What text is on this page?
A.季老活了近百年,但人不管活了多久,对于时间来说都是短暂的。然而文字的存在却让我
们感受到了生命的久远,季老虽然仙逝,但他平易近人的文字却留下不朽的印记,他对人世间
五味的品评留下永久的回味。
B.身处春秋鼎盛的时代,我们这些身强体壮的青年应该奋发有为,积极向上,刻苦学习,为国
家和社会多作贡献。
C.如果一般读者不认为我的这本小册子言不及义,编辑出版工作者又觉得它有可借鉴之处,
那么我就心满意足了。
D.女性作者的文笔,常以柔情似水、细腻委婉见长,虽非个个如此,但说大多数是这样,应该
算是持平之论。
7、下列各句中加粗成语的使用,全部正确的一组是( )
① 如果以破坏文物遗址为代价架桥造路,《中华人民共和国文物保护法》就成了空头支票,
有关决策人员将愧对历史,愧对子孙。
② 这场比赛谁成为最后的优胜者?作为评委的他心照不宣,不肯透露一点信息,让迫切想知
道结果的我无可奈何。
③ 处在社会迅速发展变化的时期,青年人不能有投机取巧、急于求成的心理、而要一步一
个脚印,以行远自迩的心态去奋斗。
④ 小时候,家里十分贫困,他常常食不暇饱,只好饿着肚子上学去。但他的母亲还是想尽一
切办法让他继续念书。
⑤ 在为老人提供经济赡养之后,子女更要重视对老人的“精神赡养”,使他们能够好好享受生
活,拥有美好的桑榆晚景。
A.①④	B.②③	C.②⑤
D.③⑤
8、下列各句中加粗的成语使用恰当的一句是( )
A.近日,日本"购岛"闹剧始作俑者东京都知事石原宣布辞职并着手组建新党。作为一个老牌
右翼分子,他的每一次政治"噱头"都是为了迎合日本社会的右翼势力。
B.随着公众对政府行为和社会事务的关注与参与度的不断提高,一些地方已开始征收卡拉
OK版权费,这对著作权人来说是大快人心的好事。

AIM OF THE TASK:
All of the data shown above must be copied exactly.

EXERCISE SOLUTION:
What text is on this page?
A.季老活了近百年,但人不管活了多久,对于时间来说都是短暂的。然而文字的存在却让我
们感受到了生命的久远,季老虽然仙逝,但他平易近人的文字却留下不朽的印记,他对人世间
五味的品评留下永久的回味。
B.身处春秋鼎盛的时代,我们这些身强体壮的青年应该奋发有为,积极向上,刻苦学习,为国
家和社会多作贡献。
C.如果一般读者不认为我的这本小册子言不及义,编辑出版工作者又觉得它有可借鉴之处,
那么我就心满意足了。
D.女性作者的文笔,常以柔情似水、细腻委婉见长,虽非个个如此,但说大多数是这样,应该
算是持平之论。
7、下列各句中加粗成语的使用,全部正确的一组是( )
① 如果以破坏文物遗址为代价架桥造路,《中华人民共和国文物保护法》就成了空头支票,
有关决策人员将愧对历史,愧对子孙。
② 这场比赛谁成为最后的优胜者?作为评委的他心照不宣,不肯透露一点信息,让迫切想知
道结果的我无可奈何。
③ 处在社会迅速发展变化的时期,青年人不能有投机取巧、急于求成的心理、而要一步一
个脚印,以行远自迩的心态去奋斗。
④ 小时候,家里十分贫困,他常常食不暇饱,只好饿着肚子上学去。但他的母亲还是想尽一
切办法让他继续念书。
⑤ 在为老人提供经济赡养之后,子女更要重视对老人的“精神赡养”,使他们能够好好享受生
活,拥有美好的桑榆晚景。
A.①④	B.②③	C.②⑤
D.③⑤
8、下列各句中加粗的成语使用恰当的一句是( )
A.近日,日本"购岛"闹剧始作俑者东京都知事石原宣布辞职并着手组建新党。作为一个老牌
右翼分子,他的每一次政治"噱头"都是为了迎合日本社会的右翼势力。
B.随着公众对政府行为和社会事务的关注与参与度的不断提高,一些地方已开始征收卡拉
OK版权费,这对著作权人来说是大快人心的好事。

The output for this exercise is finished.